— begin —

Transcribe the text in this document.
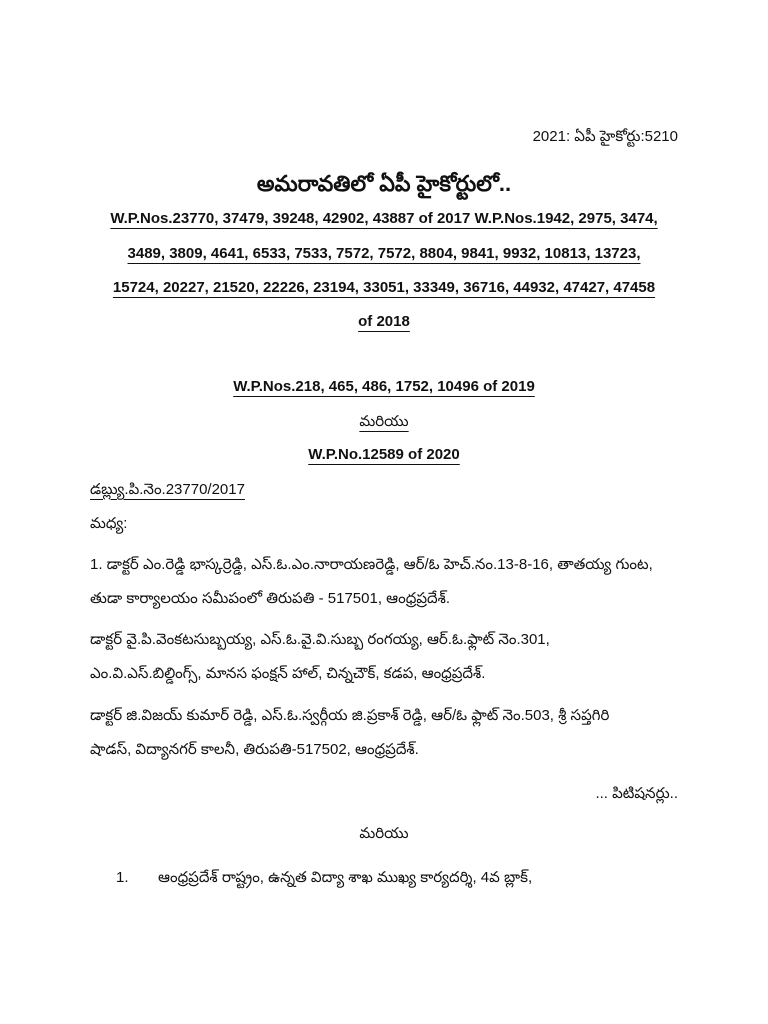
2021: ఏపీ హైకోర్టు:5210
అమరావతిలో ఏపీ హైకోర్టులో..
W.P.Nos.23770, 37479, 39248, 42902, 43887 of 2017 W.P.Nos.1942, 2975, 3474,
3489, 3809, 4641, 6533, 7533, 7572, 7572, 8804, 9841, 9932, 10813, 13723,
15724, 20227, 21520, 22226, 23194, 33051, 33349, 36716, 44932, 47427, 47458
of 2018
W.P.Nos.218, 465, 486, 1752, 10496 of 2019
మరియు
W.P.No.12589 of 2020
డబ్ల్యు.పి.నెం.23770/2017
మధ్య:
1. డాక్టర్ ఎం.రెడ్డి భాస్కర్రెడ్డి, ఎస్.ఓ.ఎం.నారాయణరెడ్డి, ఆర్/ఓ హెచ్.నం.13-8-16, తాతయ్య గుంట,
తుడా కార్యాలయం సమీపంలో తిరుపతి - 517501, ఆంధ్రప్రదేశ్.
డాక్టర్ వై.పి.వెంకటసుబ్బయ్య, ఎస్.ఓ.వై.వి.సుబ్బ రంగయ్య, ఆర్.ఓ.ఫ్లాట్ నెం.301,
ఎం.వి.ఎస్.బిల్డింగ్స్, మానస ఫంక్షన్ హాల్, చిన్నచౌక్, కడప, ఆంధ్రప్రదేశ్.
డాక్టర్ జి.విజయ్ కుమార్ రెడ్డి, ఎస్.ఓ.స్వర్గీయ జి.ప్రకాశ్ రెడ్డి, ఆర్/ఓ ఫ్లాట్ నెం.503, శ్రీ సప్తగిరి
షాడస్, విద్యానగర్ కాలనీ, తిరుపతి-517502, ఆంధ్రప్రదేశ్.
... పిటిషనర్లు..
మరియు
1. ఆంధ్రప్రదేశ్ రాష్ట్రం, ఉన్నత విద్యా శాఖ ముఖ్య కార్యదర్శి, 4వ బ్లాక్,
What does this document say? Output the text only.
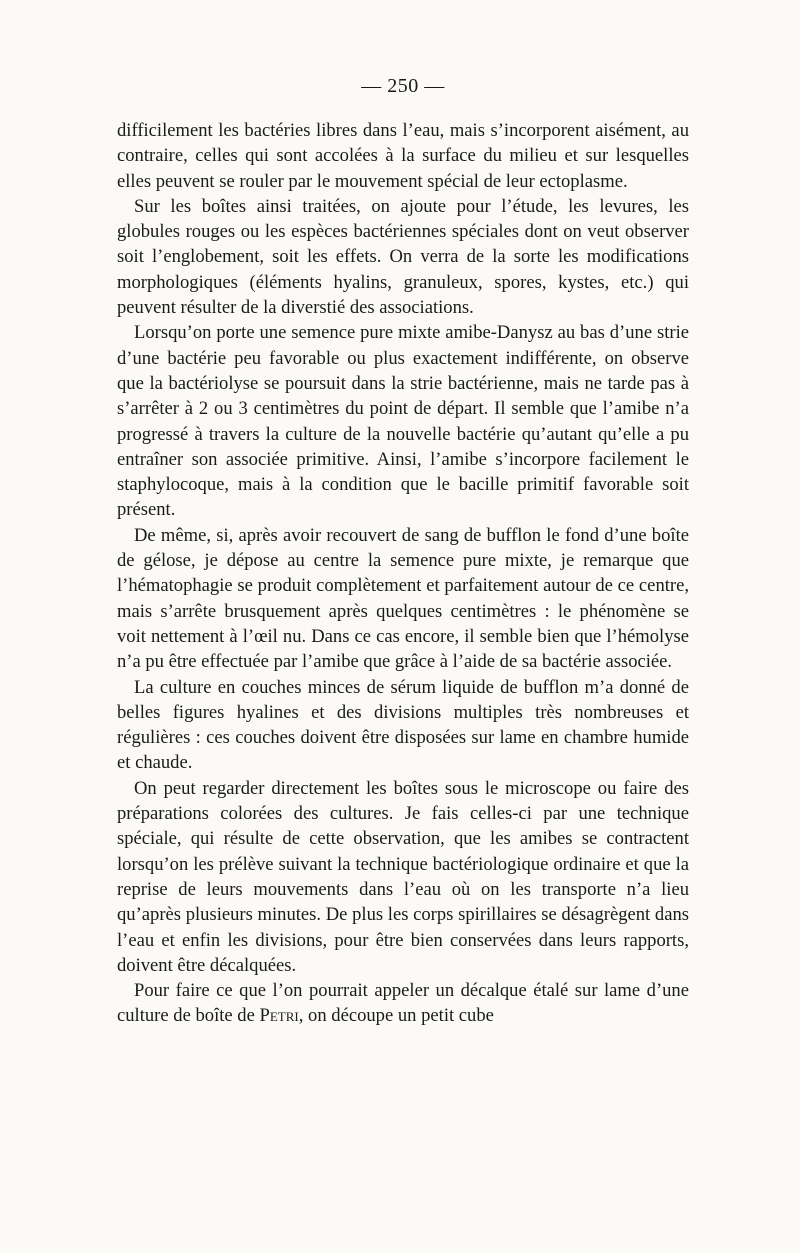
— 250 —

difficilement les bactéries libres dans l’eau, mais s’incorporent aisément, au contraire, celles qui sont accolées à la surface du milieu et sur lesquelles elles peuvent se rouler par le mouvement spécial de leur ectoplasme.

Sur les boîtes ainsi traitées, on ajoute pour l’étude, les levures, les globules rouges ou les espèces bactériennes spéciales dont on veut observer soit l’englobement, soit les effets. On verra de la sorte les modifications morphologiques (éléments hyalins, granuleux, spores, kystes, etc.) qui peuvent résulter de la diverstié des associations.

Lorsqu’on porte une semence pure mixte amibe-Danysz au bas d’une strie d’une bactérie peu favorable ou plus exactement indifférente, on observe que la bactériolyse se poursuit dans la strie bactérienne, mais ne tarde pas à s’arrêter à 2 ou 3 centimètres du point de départ. Il semble que l’amibe n’a progressé à travers la culture de la nouvelle bactérie qu’autant qu’elle a pu entraîner son associée primitive. Ainsi, l’amibe s’incorpore facilement le staphylocoque, mais à la condition que le bacille primitif favorable soit présent.

De même, si, après avoir recouvert de sang de bufflon le fond d’une boîte de gélose, je dépose au centre la semence pure mixte, je remarque que l’hématophagie se produit complètement et parfaitement autour de ce centre, mais s’arrête brusquement après quelques centimètres : le phénomène se voit nettement à l’œil nu. Dans ce cas encore, il semble bien que l’hémolyse n’a pu être effectuée par l’amibe que grâce à l’aide de sa bactérie associée.

La culture en couches minces de sérum liquide de bufflon m’a donné de belles figures hyalines et des divisions multiples très nombreuses et régulières : ces couches doivent être disposées sur lame en chambre humide et chaude.

On peut regarder directement les boîtes sous le microscope ou faire des préparations colorées des cultures. Je fais celles-ci par une technique spéciale, qui résulte de cette observation, que les amibes se contractent lorsqu’on les prélève suivant la technique bactériologique ordinaire et que la reprise de leurs mouvements dans l’eau où on les transporte n’a lieu qu’après plusieurs minutes. De plus les corps spirillaires se désagrègent dans l’eau et enfin les divisions, pour être bien conservées dans leurs rapports, doivent être décalquées.

Pour faire ce que l’on pourrait appeler un décalque étalé sur lame d’une culture de boîte de Petri, on découpe un petit cube
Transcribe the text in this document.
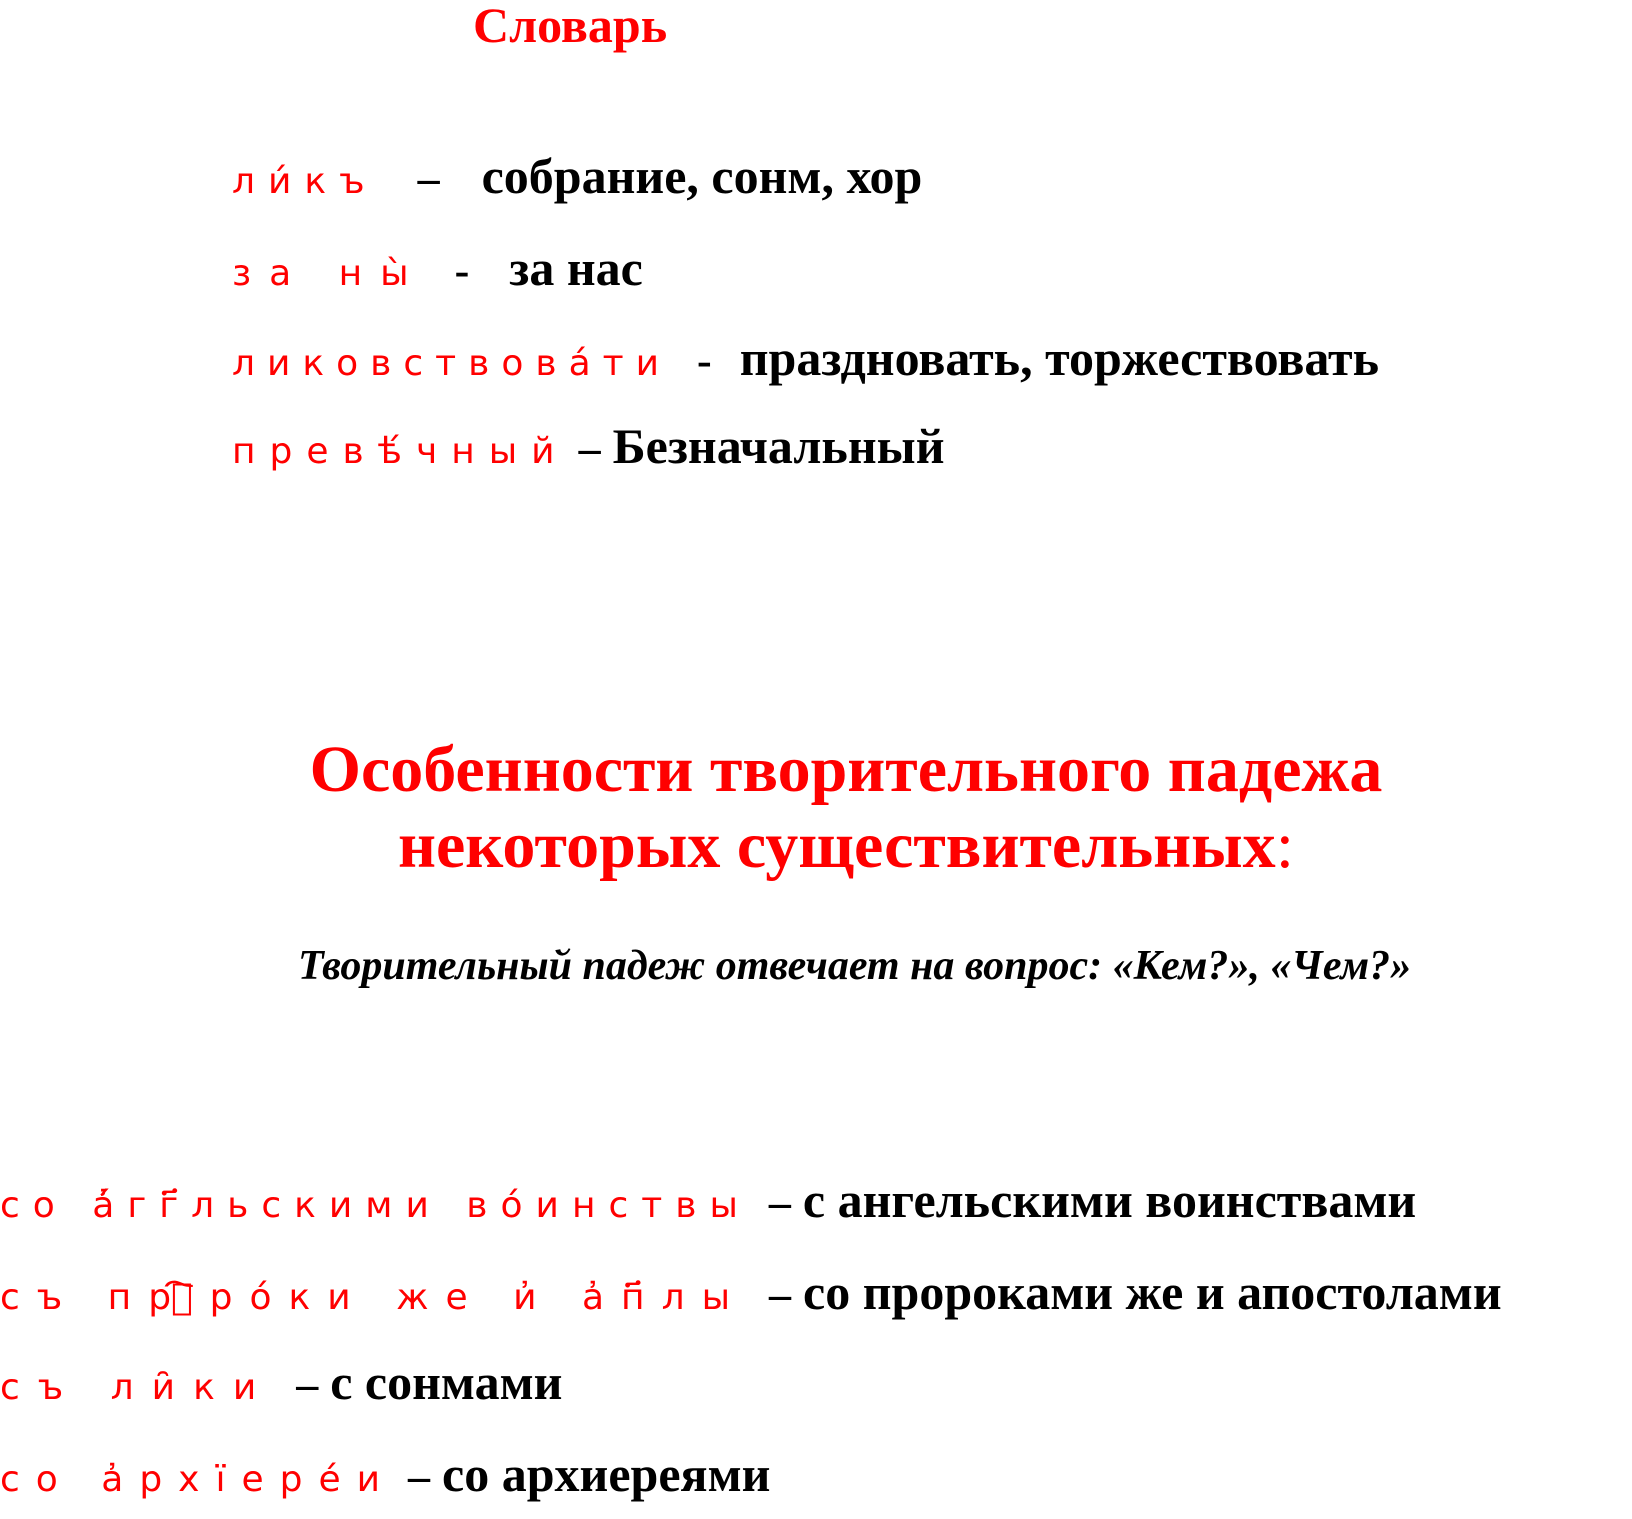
Словарь
ли́къ – собрание, сонм, хор
за ны̀ - за нас
ликовствова́ти - праздновать, торжествовать
превѣ́чный – Безначальный
Особенности творительного падежа
некоторых существительных:
Творительный падеж отвечает на вопрос: «Кем?», «Чем?»
со а҆́гг҃льскими во́инствы – с ангельскими воинствами
съ прⷪ҇ро́ки же и҆ а҆п҃лы – со пророками же и апостолами
съ ли̑ки – с сонмами
со а҆рхїере́и – со архиереями
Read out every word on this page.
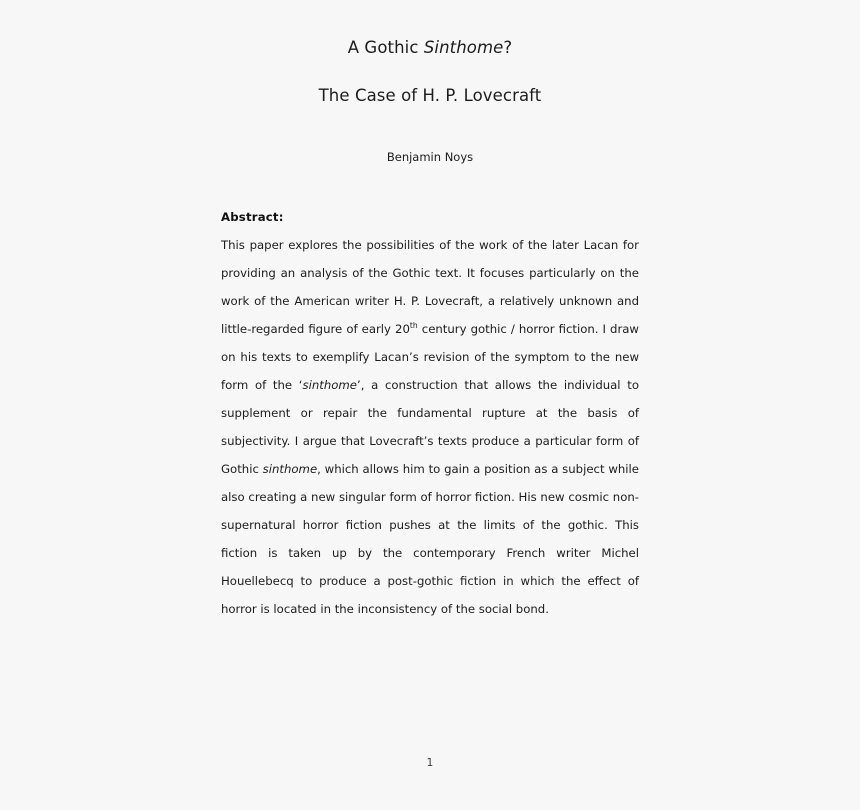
A Gothic Sinthome?
The Case of H. P. Lovecraft
Benjamin Noys
Abstract:

This paper explores the possibilities of the work of the later Lacan for providing an analysis of the Gothic text. It focuses particularly on the work of the American writer H. P. Lovecraft, a relatively unknown and little-regarded figure of early 20th century gothic / horror fiction. I draw on his texts to exemplify Lacan’s revision of the symptom to the new form of the ‘sinthome’, a construction that allows the individual to supplement or repair the fundamental rupture at the basis of subjectivity. I argue that Lovecraft’s texts produce a particular form of Gothic sinthome, which allows him to gain a position as a subject while also creating a new singular form of horror fiction. His new cosmic non-supernatural horror fiction pushes at the limits of the gothic. This fiction is taken up by the contemporary French writer Michel Houellebecq to produce a post-gothic fiction in which the effect of horror is located in the inconsistency of the social bond.

1
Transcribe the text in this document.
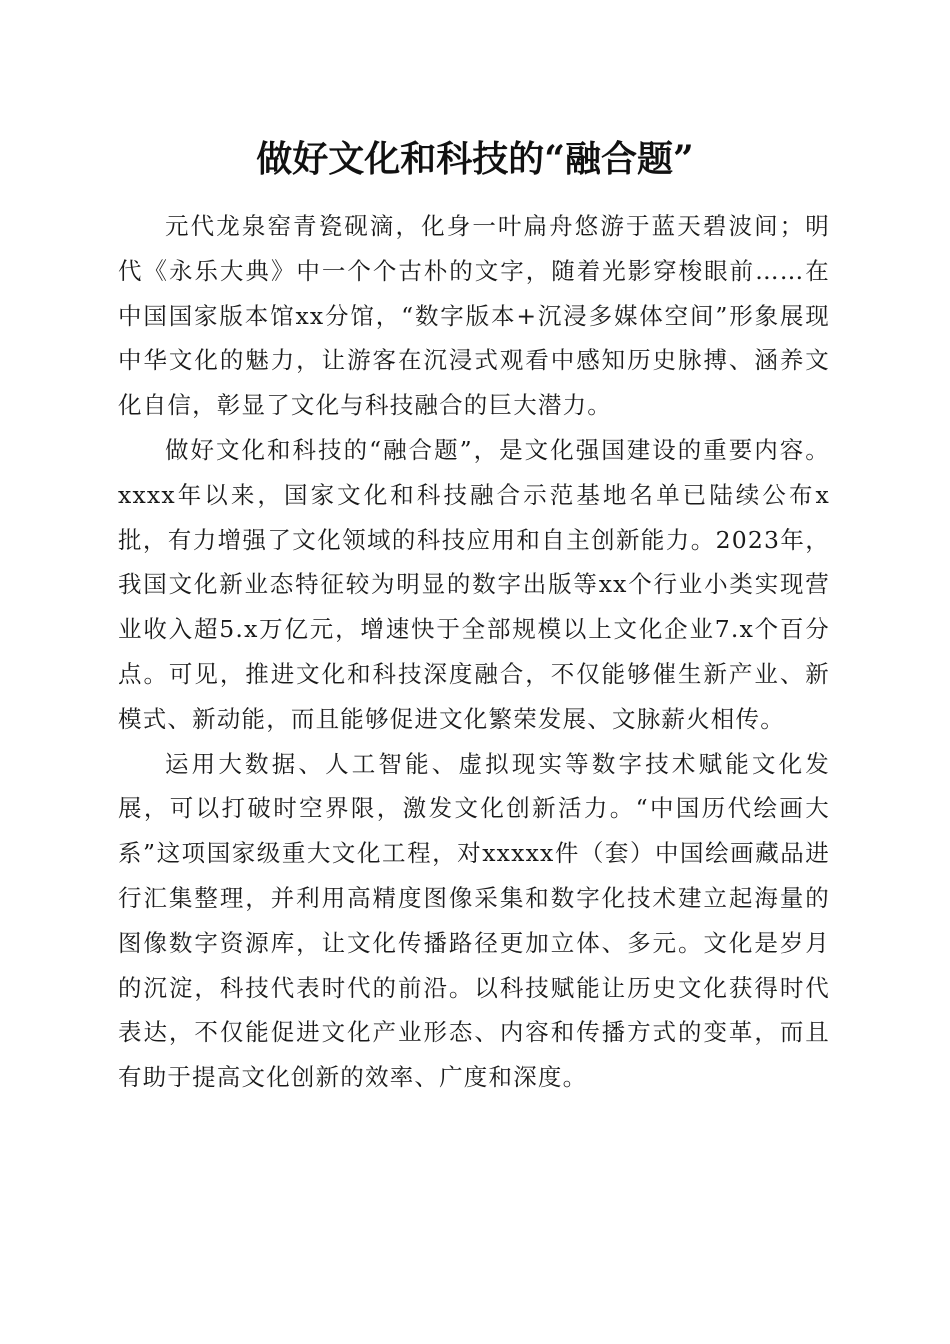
做好文化和科技的“融合题”

元代龙泉窑青瓷砚滴，化身一叶扁舟悠游于蓝天碧波间；明代《永乐大典》中一个个古朴的文字，随着光影穿梭眼前……在中国国家版本馆xx分馆，“数字版本+沉浸多媒体空间”形象展现中华文化的魅力，让游客在沉浸式观看中感知历史脉搏、涵养文化自信，彰显了文化与科技融合的巨大潜力。

做好文化和科技的“融合题”，是文化强国建设的重要内容。xxxx年以来，国家文化和科技融合示范基地名单已陆续公布x批，有力增强了文化领域的科技应用和自主创新能力。2023年，我国文化新业态特征较为明显的数字出版等xx个行业小类实现营业收入超5.x万亿元，增速快于全部规模以上文化企业7.x个百分点。可见，推进文化和科技深度融合，不仅能够催生新产业、新模式、新动能，而且能够促进文化繁荣发展、文脉薪火相传。

运用大数据、人工智能、虚拟现实等数字技术赋能文化发展，可以打破时空界限，激发文化创新活力。“中国历代绘画大系”这项国家级重大文化工程，对xxxxx件（套）中国绘画藏品进行汇集整理，并利用高精度图像采集和数字化技术建立起海量的图像数字资源库，让文化传播路径更加立体、多元。文化是岁月的沉淀，科技代表时代的前沿。以科技赋能让历史文化获得时代表达，不仅能促进文化产业形态、内容和传播方式的变革，而且有助于提高文化创新的效率、广度和深度。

— end —

From the listing above, copy every line that holds the string "lame".

La culture en couches minces de sérum liquide de bufflon m’a donné de belles figures hyalines et des divisions multiples très nombreuses et régulières : ces couches doivent être disposées sur lame en chambre humide et chaude.
Pour faire ce que l’on pourrait appeler un décalque étalé sur lame d’une culture de boîte de Petri, on découpe un petit cube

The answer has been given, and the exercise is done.